● **PROBLEM DETAILS**: Tally the lines of the listing that contain the string "value". Give the number and nothing else.

Dataset records
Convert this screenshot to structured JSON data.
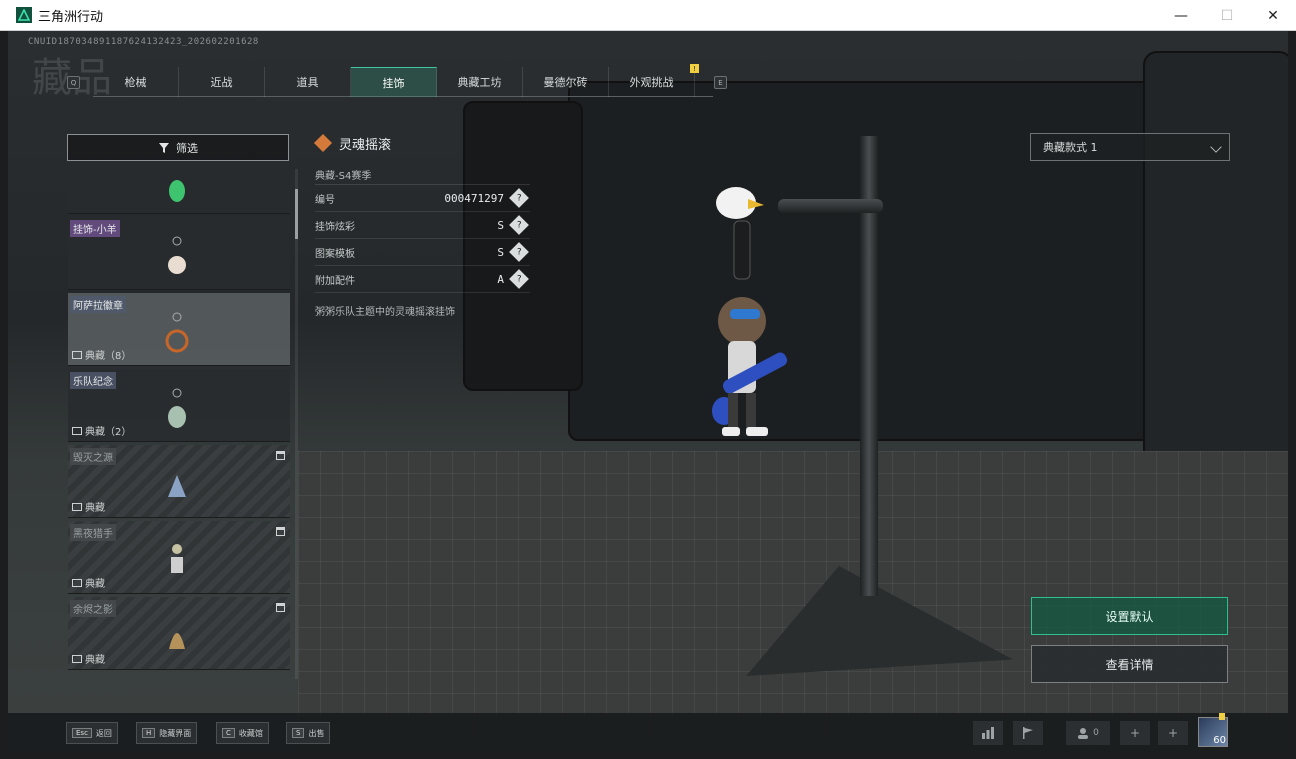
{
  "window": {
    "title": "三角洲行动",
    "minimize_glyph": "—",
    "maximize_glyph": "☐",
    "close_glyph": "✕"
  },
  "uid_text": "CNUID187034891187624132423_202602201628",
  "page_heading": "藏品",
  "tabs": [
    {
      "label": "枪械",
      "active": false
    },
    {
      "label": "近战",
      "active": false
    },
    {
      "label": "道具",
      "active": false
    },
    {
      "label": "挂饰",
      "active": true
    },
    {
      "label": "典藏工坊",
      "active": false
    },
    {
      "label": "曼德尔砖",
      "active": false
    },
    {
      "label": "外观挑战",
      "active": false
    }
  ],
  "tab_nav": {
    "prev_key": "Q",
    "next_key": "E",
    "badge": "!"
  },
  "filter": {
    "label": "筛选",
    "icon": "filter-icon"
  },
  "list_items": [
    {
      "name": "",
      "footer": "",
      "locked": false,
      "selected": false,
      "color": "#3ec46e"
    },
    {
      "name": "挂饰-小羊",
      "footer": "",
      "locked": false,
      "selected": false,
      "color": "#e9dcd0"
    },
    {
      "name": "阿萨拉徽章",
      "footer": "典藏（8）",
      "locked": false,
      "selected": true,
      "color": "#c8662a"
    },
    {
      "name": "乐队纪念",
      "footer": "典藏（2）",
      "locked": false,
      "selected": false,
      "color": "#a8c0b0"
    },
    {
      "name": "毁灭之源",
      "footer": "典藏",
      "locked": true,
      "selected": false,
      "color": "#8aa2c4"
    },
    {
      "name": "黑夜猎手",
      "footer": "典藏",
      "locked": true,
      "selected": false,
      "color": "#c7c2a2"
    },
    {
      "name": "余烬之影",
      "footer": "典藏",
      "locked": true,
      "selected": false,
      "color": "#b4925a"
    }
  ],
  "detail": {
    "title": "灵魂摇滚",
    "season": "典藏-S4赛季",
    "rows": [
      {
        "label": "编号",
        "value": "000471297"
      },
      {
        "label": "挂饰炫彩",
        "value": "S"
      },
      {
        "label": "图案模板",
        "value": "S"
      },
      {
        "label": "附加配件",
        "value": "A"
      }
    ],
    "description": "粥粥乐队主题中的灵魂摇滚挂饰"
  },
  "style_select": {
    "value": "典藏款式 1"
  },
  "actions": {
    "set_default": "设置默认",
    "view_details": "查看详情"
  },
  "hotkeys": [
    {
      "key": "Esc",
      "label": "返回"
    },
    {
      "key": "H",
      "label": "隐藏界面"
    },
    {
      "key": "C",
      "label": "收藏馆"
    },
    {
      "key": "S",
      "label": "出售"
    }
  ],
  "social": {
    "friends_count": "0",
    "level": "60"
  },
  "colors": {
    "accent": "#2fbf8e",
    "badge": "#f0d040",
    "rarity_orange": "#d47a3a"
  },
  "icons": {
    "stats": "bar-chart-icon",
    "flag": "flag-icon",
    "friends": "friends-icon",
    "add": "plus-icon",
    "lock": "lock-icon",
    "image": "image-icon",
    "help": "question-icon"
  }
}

● **REPLY**: 5